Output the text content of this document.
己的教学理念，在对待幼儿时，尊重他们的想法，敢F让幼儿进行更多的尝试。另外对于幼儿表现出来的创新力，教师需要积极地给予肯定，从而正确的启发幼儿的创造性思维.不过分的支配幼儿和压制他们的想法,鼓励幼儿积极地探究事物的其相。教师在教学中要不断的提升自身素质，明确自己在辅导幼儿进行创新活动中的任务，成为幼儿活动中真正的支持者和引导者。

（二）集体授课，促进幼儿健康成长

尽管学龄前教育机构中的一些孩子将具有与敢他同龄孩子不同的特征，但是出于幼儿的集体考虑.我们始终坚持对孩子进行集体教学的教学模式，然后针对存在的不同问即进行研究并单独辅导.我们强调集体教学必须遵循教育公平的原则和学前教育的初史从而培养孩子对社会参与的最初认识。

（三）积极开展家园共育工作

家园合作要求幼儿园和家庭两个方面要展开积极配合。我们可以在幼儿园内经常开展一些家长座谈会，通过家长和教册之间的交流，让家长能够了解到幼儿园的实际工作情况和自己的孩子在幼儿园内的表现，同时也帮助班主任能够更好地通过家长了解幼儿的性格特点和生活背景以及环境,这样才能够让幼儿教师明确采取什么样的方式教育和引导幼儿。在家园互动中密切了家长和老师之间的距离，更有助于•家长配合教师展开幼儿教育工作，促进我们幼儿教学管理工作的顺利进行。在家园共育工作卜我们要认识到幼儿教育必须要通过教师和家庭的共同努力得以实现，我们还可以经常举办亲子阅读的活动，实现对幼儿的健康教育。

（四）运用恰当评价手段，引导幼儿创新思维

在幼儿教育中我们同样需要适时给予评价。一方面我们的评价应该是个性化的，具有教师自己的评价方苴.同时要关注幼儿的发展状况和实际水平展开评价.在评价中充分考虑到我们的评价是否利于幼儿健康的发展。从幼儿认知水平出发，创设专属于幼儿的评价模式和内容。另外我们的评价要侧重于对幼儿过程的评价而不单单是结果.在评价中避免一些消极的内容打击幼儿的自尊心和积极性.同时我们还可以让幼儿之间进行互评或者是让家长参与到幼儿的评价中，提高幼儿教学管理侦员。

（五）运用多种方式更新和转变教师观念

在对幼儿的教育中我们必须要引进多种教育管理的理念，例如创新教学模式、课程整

====================

**Set task:** Copy out every line of the data above, exactly as given.

**Reply to the exercise:**
Output the text content of this document.
己的教学理念，在对待幼儿时，尊重他们的想法，敢F让幼儿进行更多的尝试。另外对于幼儿表现出来的创新力，教师需要积极地给予肯定，从而正确的启发幼儿的创造性思维.不过分的支配幼儿和压制他们的想法,鼓励幼儿积极地探究事物的其相。教师在教学中要不断的提升自身素质，明确自己在辅导幼儿进行创新活动中的任务，成为幼儿活动中真正的支持者和引导者。

（二）集体授课，促进幼儿健康成长

尽管学龄前教育机构中的一些孩子将具有与敢他同龄孩子不同的特征，但是出于幼儿的集体考虑.我们始终坚持对孩子进行集体教学的教学模式，然后针对存在的不同问即进行研究并单独辅导.我们强调集体教学必须遵循教育公平的原则和学前教育的初史从而培养孩子对社会参与的最初认识。

（三）积极开展家园共育工作

家园合作要求幼儿园和家庭两个方面要展开积极配合。我们可以在幼儿园内经常开展一些家长座谈会，通过家长和教册之间的交流，让家长能够了解到幼儿园的实际工作情况和自己的孩子在幼儿园内的表现，同时也帮助班主任能够更好地通过家长了解幼儿的性格特点和生活背景以及环境,这样才能够让幼儿教师明确采取什么样的方式教育和引导幼儿。在家园互动中密切了家长和老师之间的距离，更有助于•家长配合教师展开幼儿教育工作，促进我们幼儿教学管理工作的顺利进行。在家园共育工作卜我们要认识到幼儿教育必须要通过教师和家庭的共同努力得以实现，我们还可以经常举办亲子阅读的活动，实现对幼儿的健康教育。

（四）运用恰当评价手段，引导幼儿创新思维

在幼儿教育中我们同样需要适时给予评价。一方面我们的评价应该是个性化的，具有教师自己的评价方苴.同时要关注幼儿的发展状况和实际水平展开评价.在评价中充分考虑到我们的评价是否利于幼儿健康的发展。从幼儿认知水平出发，创设专属于幼儿的评价模式和内容。另外我们的评价要侧重于对幼儿过程的评价而不单单是结果.在评价中避免一些消极的内容打击幼儿的自尊心和积极性.同时我们还可以让幼儿之间进行互评或者是让家长参与到幼儿的评价中，提高幼儿教学管理侦员。

（五）运用多种方式更新和转变教师观念

在对幼儿的教育中我们必须要引进多种教育管理的理念，例如创新教学模式、课程整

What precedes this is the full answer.